━━ KUTIPAN ━━

Begitulah, kita pun harus memperhatikan diri dan menjaganya agar tetap selaras
dengan cita-cita dan tujuan hidup kita.”
“Kelima: Seutas benang menjadi kain, lalu kain menjadi bendera, dan bendera
punya makna; karena diperjuangkan dan akhirnya dihormati. Kita juga seperti
itu. Harus selalu berusaha agar apa yang kita lakukan bisa bermakna. Jadikan
dirimu bermakna bagi orang lain, jika dirimu ingin dihormati.”
“Begitulah, cucuku yang ganteng, sekarang kau mengerti?” ujar Nenek
mengakhiri penjelasannya.
Amir mengangguk. Meski belum bisa memahami semua, ia menangkap inti dan
garis besarnya: betapa penting arti sebuah bendera.
“Sudah, sana mandi dulu. Nenek akan menyiapkan gudeg manggar lengkap
dengan telor dan daging ayam kampung empuk kesukaanmu.”
Amir menuruti saran Neneknya. Ia masuk ke rumah sambil membayangkan
kesegaran air sumur pedesaan.
6) Koda:
Pada kesempatan lain, Amir mendapat tugas sebagai pengibar
bendera pada upacara di sekolahnya. Seiring dengan lagu “Indonesia
Raya” yang dinyanyikan serentak oleh para guru dan teman-temannya, ia
menarik tali pengikat bendera agar Sang Saka Merah-Putih berkibar di
angkasa.
Ketika bendera mencapai puncak tiang, semua peserta upacara khusyuk
memberikan penghormatan. Saat itu Amir berpikir bahwa setiap orang di
lapangan itu ibarat sehelai benang. Sekolah tempat mereka belajar ibarat
alat pemintal, tempat benang-benang itu menganyam dan meluaskan diri
agar menjadi lembaran kain.

━━━
━━ CUPLIKAN DATA ━━

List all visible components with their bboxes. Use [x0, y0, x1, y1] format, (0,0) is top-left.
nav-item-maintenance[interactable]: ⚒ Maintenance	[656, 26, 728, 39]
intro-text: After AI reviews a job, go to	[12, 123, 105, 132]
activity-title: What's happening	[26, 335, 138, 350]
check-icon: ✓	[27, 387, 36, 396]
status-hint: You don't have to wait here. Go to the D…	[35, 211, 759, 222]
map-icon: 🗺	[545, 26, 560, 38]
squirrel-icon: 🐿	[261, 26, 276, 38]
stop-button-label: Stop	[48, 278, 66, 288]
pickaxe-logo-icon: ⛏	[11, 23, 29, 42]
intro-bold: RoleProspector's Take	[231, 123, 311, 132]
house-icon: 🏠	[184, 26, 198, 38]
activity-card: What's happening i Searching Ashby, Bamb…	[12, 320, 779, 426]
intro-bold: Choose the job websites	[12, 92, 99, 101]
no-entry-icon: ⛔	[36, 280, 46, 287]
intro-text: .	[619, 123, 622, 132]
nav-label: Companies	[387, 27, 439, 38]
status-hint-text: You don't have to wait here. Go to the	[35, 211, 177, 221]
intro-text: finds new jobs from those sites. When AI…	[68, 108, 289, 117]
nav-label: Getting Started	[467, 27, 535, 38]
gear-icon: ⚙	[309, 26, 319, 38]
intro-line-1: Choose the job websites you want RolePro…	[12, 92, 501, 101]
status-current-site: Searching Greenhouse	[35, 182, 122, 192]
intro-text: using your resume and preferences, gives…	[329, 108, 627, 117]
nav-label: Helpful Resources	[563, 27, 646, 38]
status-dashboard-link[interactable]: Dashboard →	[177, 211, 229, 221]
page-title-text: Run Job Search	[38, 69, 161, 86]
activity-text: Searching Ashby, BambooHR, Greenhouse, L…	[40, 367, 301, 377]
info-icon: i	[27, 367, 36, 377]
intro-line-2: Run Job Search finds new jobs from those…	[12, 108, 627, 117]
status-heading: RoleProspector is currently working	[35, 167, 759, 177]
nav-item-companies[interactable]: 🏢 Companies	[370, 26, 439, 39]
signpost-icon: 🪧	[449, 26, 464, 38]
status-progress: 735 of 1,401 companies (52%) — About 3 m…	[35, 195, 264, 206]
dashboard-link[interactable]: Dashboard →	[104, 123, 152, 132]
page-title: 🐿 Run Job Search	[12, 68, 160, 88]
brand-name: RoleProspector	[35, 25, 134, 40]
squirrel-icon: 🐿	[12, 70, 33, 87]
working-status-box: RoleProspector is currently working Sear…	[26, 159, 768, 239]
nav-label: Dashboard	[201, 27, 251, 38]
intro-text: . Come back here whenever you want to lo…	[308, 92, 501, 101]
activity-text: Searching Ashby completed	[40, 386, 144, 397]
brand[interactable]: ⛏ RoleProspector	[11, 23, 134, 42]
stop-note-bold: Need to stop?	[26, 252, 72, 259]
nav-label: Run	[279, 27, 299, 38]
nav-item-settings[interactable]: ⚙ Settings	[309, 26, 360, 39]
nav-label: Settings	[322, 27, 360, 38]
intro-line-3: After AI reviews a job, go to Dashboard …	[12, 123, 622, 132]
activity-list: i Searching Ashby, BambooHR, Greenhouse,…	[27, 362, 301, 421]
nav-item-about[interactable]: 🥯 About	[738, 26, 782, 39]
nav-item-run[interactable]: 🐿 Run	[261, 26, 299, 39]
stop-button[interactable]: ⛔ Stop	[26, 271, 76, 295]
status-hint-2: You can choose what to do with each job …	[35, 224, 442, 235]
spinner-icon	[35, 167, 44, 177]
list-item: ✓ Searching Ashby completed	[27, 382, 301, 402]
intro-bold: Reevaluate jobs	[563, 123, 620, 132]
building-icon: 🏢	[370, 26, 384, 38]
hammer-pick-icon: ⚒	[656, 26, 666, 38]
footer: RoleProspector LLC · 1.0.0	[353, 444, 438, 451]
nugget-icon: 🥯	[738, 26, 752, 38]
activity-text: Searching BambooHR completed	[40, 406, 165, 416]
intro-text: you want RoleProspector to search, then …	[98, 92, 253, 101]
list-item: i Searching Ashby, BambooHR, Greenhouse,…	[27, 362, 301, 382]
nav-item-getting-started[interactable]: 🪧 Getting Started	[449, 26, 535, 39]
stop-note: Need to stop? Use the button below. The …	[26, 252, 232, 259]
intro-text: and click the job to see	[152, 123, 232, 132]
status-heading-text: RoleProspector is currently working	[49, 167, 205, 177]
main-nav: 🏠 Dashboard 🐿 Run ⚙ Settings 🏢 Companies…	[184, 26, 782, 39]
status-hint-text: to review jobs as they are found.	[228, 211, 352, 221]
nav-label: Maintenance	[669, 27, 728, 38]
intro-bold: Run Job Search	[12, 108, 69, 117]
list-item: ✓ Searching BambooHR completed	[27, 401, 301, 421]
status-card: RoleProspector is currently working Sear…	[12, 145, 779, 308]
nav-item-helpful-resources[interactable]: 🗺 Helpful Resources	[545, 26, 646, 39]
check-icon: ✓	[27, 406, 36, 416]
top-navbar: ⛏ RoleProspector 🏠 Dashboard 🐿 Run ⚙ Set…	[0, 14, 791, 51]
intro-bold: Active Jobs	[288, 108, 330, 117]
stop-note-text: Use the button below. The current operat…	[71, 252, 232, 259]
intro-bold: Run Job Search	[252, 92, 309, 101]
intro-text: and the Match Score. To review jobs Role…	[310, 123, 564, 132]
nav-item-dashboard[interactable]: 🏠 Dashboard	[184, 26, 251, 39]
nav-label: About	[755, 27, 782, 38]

━━━

_TUGAS PENGERJAAN_.
**1)** Tolong sebutkan semua hidangan yang akan disiapkan Nenek untuk Amir dalam kutipan cerita Amir.
**2)** Teruskan kutipan cerita Amir dari kalimat terakhirnya.
Data di atas tidak berhubungan dengan kutipan cerita Amir.

_JAWABAN BERNOMOR_.
**1)** Gudeg manggar, telor, dan daging ayam kampung empuk.

**2)**
Kelak setiap lembar kain akan berguna. Ada yang menjadi baju, celana,
selimut, atau taplak meja. Menjadi lap piring juga berjasa, meski tidak
pernah dibanggakan dan murah harganya. Sebaliknya, jika menjadi
pakaian, sering dipamerkan dalam acara-acara gemerlapan dan harganya
bisa mencapai ratusan juta.
Di dalam hati Amir bertekad, ingin menjadi kain yang istimewa. Ia ingin
menjadi lambang, seperti bendera.
Unsur Instrinsik Cerpen
1) Tema : Pentingnya arti sebuah bendera
2) Alur : Maju
3) penokohan :
a. Amir : Rajin dan Pintar
b. Nenek : Pintar, bijaksana dan penyayang
4) Latar :
a. Tempat : Rumah nenek
b. Waktu : Pagi hari
c. Suasana : Tenang, Khusyuk
5) Sudut Pandang : orang ke tiga
Unsur ekstrinsik
Abstraksi Teks Cerpen Bendera
Cerpen berjudul “Bendera” ini menceritakan tentang Amir dan Neneknya yang berdiskusi
tentang pentingnya arti sebuah bendera. Amir adalah anak yang rajin, meski sedang liburan
dirumah neneknya dia tetap bangun pagi karena selalu ingat nasehat neneknya “Orang yang rajin
bangun pagi akan lebih mudah mendapat rezeki.” Nenek amir adalah sosok perempuan tua yang
bijak dan pintar.
Pagi itu, amir mendapati nenek sedang merajut bendera, Amir mengamati bendera itu.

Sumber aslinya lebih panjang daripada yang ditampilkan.